Material -

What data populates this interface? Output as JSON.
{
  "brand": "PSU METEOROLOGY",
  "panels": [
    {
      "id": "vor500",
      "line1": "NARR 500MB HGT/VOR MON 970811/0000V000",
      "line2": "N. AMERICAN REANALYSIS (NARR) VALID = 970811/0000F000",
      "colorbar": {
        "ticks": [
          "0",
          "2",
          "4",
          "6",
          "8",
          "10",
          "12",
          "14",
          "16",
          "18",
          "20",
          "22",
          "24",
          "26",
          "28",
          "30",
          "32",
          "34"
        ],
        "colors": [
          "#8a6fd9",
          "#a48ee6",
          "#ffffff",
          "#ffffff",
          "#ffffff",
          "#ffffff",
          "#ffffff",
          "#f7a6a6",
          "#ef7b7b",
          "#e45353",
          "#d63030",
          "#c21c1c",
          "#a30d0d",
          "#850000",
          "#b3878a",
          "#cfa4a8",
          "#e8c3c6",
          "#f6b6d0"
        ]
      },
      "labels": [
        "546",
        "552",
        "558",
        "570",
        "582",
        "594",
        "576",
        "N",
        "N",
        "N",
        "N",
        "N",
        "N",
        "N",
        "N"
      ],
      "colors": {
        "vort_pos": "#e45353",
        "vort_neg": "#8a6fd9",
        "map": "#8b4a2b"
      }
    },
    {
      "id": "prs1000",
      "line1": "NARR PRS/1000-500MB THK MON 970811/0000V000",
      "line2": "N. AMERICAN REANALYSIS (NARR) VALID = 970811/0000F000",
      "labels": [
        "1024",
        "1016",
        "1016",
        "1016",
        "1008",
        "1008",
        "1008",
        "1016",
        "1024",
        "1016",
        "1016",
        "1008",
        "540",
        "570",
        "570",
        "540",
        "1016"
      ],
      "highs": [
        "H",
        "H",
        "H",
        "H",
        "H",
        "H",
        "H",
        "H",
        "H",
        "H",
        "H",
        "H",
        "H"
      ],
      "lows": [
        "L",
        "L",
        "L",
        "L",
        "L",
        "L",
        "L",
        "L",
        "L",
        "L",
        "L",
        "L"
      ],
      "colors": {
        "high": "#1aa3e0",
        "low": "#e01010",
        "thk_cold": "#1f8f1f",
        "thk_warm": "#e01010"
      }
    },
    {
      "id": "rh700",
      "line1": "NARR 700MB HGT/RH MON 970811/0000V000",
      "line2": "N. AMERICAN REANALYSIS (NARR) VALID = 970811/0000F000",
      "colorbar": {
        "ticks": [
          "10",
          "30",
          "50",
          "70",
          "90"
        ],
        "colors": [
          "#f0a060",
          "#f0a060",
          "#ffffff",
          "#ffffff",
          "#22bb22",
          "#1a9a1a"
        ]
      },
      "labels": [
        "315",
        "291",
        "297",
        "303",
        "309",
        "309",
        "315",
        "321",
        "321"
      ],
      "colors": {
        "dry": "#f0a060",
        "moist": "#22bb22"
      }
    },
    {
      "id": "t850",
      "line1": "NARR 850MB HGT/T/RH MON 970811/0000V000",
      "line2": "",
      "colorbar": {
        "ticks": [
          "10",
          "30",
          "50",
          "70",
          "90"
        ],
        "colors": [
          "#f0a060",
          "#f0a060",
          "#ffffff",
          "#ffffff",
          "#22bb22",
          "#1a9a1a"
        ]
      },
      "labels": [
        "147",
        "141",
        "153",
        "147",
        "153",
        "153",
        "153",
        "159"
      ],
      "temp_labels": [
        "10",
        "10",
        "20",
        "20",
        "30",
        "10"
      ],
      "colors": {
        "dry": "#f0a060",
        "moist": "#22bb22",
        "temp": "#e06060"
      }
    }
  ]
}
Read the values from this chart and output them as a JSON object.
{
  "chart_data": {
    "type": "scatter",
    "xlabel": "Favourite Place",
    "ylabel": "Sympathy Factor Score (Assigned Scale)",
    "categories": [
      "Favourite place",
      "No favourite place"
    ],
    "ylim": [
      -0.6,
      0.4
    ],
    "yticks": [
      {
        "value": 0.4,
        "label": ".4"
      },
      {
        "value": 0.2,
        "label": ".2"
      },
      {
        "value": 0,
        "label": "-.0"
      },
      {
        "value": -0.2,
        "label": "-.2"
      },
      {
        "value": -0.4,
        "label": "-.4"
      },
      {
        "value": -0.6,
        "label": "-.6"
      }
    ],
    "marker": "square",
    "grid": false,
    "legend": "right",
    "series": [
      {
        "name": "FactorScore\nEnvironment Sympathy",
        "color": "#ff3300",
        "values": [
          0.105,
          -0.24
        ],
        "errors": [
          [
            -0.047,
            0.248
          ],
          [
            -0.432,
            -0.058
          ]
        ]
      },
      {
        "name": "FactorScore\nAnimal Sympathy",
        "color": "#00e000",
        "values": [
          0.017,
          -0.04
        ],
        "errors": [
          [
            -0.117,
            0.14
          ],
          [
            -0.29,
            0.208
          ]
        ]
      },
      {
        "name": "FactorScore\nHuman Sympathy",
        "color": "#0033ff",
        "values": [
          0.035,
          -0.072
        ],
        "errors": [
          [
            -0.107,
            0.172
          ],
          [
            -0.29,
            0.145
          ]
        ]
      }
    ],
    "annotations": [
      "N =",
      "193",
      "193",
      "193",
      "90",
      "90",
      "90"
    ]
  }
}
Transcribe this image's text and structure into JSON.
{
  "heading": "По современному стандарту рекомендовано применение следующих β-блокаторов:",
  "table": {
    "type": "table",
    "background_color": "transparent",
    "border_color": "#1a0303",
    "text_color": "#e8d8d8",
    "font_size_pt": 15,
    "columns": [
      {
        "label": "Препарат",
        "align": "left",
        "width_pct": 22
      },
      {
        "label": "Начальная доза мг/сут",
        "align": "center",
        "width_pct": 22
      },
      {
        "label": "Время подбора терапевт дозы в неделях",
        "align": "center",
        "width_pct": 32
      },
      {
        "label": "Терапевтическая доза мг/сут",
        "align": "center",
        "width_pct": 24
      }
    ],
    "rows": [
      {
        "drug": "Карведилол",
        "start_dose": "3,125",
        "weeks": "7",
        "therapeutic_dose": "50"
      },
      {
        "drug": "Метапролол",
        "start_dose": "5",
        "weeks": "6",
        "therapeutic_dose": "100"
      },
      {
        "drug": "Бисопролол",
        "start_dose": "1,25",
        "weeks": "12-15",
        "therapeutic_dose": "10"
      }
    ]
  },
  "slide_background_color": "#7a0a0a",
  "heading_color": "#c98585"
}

Exercise details -
Every entry should be printed again exactly as it stands.

The reply -
What data populates this interface? Output as JSON.
{
  "brand": "PSU METEOROLOGY",
  "panels": [
    {
      "id": "vor500",
      "line1": "NARR 500MB HGT/VOR MON 970811/0000V000",
      "line2": "N. AMERICAN REANALYSIS (NARR) VALID = 970811/0000F000",
      "colorbar": {
        "ticks": [
          "0",
          "2",
          "4",
          "6",
          "8",
          "10",
          "12",
          "14",
          "16",
          "18",
          "20",
          "22",
          "24",
          "26",
          "28",
          "30",
          "32",
          "34"
        ],
        "colors": [
          "#8a6fd9",
          "#a48ee6",
          "#ffffff",
          "#ffffff",
          "#ffffff",
          "#ffffff",
          "#ffffff",
          "#f7a6a6",
          "#ef7b7b",
          "#e45353",
          "#d63030",
          "#c21c1c",
          "#a30d0d",
          "#850000",
          "#b3878a",
          "#cfa4a8",
          "#e8c3c6",
          "#f6b6d0"
        ]
      },
      "labels": [
        "546",
        "552",
        "558",
        "570",
        "582",
        "594",
        "576",
        "N",
        "N",
        "N",
        "N",
        "N",
        "N",
        "N",
        "N"
      ],
      "colors": {
        "vort_pos": "#e45353",
        "vort_neg": "#8a6fd9",
        "map": "#8b4a2b"
      }
    },
    {
      "id": "prs1000",
      "line1": "NARR PRS/1000-500MB THK MON 970811/0000V000",
      "line2": "N. AMERICAN REANALYSIS (NARR) VALID = 970811/0000F000",
      "labels": [
        "1024",
        "1016",
        "1016",
        "1016",
        "1008",
        "1008",
        "1008",
        "1016",
        "1024",
        "1016",
        "1016",
        "1008",
        "540",
        "570",
        "570",
        "540",
        "1016"
      ],
      "highs": [
        "H",
        "H",
        "H",
        "H",
        "H",
        "H",
        "H",
        "H",
        "H",
        "H",
        "H",
        "H",
        "H"
      ],
      "lows": [
        "L",
        "L",
        "L",
        "L",
        "L",
        "L",
        "L",
        "L",
        "L",
        "L",
        "L",
        "L"
      ],
      "colors": {
        "high": "#1aa3e0",
        "low": "#e01010",
        "thk_cold": "#1f8f1f",
        "thk_warm": "#e01010"
      }
    },
    {
      "id": "rh700",
      "line1": "NARR 700MB HGT/RH MON 970811/0000V000",
      "line2": "N. AMERICAN REANALYSIS (NARR) VALID = 970811/0000F000",
      "colorbar": {
        "ticks": [
          "10",
          "30",
          "50",
          "70",
          "90"
        ],
        "colors": [
          "#f0a060",
          "#f0a060",
          "#ffffff",
          "#ffffff",
          "#22bb22",
          "#1a9a1a"
        ]
      },
      "labels": [
        "315",
        "291",
        "297",
        "303",
        "309",
        "309",
        "315",
        "321",
        "321"
      ],
      "colors": {
        "dry": "#f0a060",
        "moist": "#22bb22"
      }
    },
    {
      "id": "t850",
      "line1": "NARR 850MB HGT/T/RH MON 970811/0000V000",
      "line2": "",
      "colorbar": {
        "ticks": [
          "10",
          "30",
          "50",
          "70",
          "90"
        ],
        "colors": [
          "#f0a060",
          "#f0a060",
          "#ffffff",
          "#ffffff",
          "#22bb22",
          "#1a9a1a"
        ]
      },
      "labels": [
        "147",
        "141",
        "153",
        "147",
        "153",
        "153",
        "153",
        "159"
      ],
      "temp_labels": [
        "10",
        "10",
        "20",
        "20",
        "30",
        "10"
      ],
      "colors": {
        "dry": "#f0a060",
        "moist": "#22bb22",
        "temp": "#e06060"
      }
    }
  ]
}
Read the values from this chart and output them as a JSON object.
{
  "chart_data": {
    "type": "scatter",
    "xlabel": "Favourite Place",
    "ylabel": "Sympathy Factor Score (Assigned Scale)",
    "categories": [
      "Favourite place",
      "No favourite place"
    ],
    "ylim": [
      -0.6,
      0.4
    ],
    "yticks": [
      {
        "value": 0.4,
        "label": ".4"
      },
      {
        "value": 0.2,
        "label": ".2"
      },
      {
        "value": 0,
        "label": "-.0"
      },
      {
        "value": -0.2,
        "label": "-.2"
      },
      {
        "value": -0.4,
        "label": "-.4"
      },
      {
        "value": -0.6,
        "label": "-.6"
      }
    ],
    "marker": "square",
    "grid": false,
    "legend": "right",
    "series": [
      {
        "name": "FactorScore\nEnvironment Sympathy",
        "color": "#ff3300",
        "values": [
          0.105,
          -0.24
        ],
        "errors": [
          [
            -0.047,
            0.248
          ],
          [
            -0.432,
            -0.058
          ]
        ]
      },
      {
        "name": "FactorScore\nAnimal Sympathy",
        "color": "#00e000",
        "values": [
          0.017,
          -0.04
        ],
        "errors": [
          [
            -0.117,
            0.14
          ],
          [
            -0.29,
            0.208
          ]
        ]
      },
      {
        "name": "FactorScore\nHuman Sympathy",
        "color": "#0033ff",
        "values": [
          0.035,
          -0.072
        ],
        "errors": [
          [
            -0.107,
            0.172
          ],
          [
            -0.29,
            0.145
          ]
        ]
      }
    ],
    "annotations": [
      "N =",
      "193",
      "193",
      "193",
      "90",
      "90",
      "90"
    ]
  }
}
Transcribe this image's text and structure into JSON.
{
  "heading": "По современному стандарту рекомендовано применение следующих β-блокаторов:",
  "table": {
    "type": "table",
    "background_color": "transparent",
    "border_color": "#1a0303",
    "text_color": "#e8d8d8",
    "font_size_pt": 15,
    "columns": [
      {
        "label": "Препарат",
        "align": "left",
        "width_pct": 22
      },
      {
        "label": "Начальная доза мг/сут",
        "align": "center",
        "width_pct": 22
      },
      {
        "label": "Время подбора терапевт дозы в неделях",
        "align": "center",
        "width_pct": 32
      },
      {
        "label": "Терапевтическая доза мг/сут",
        "align": "center",
        "width_pct": 24
      }
    ],
    "rows": [
      {
        "drug": "Карведилол",
        "start_dose": "3,125",
        "weeks": "7",
        "therapeutic_dose": "50"
      },
      {
        "drug": "Метапролол",
        "start_dose": "5",
        "weeks": "6",
        "therapeutic_dose": "100"
      },
      {
        "drug": "Бисопролол",
        "start_dose": "1,25",
        "weeks": "12-15",
        "therapeutic_dose": "10"
      }
    ]
  },
  "slide_background_color": "#7a0a0a",
  "heading_color": "#c98585"
}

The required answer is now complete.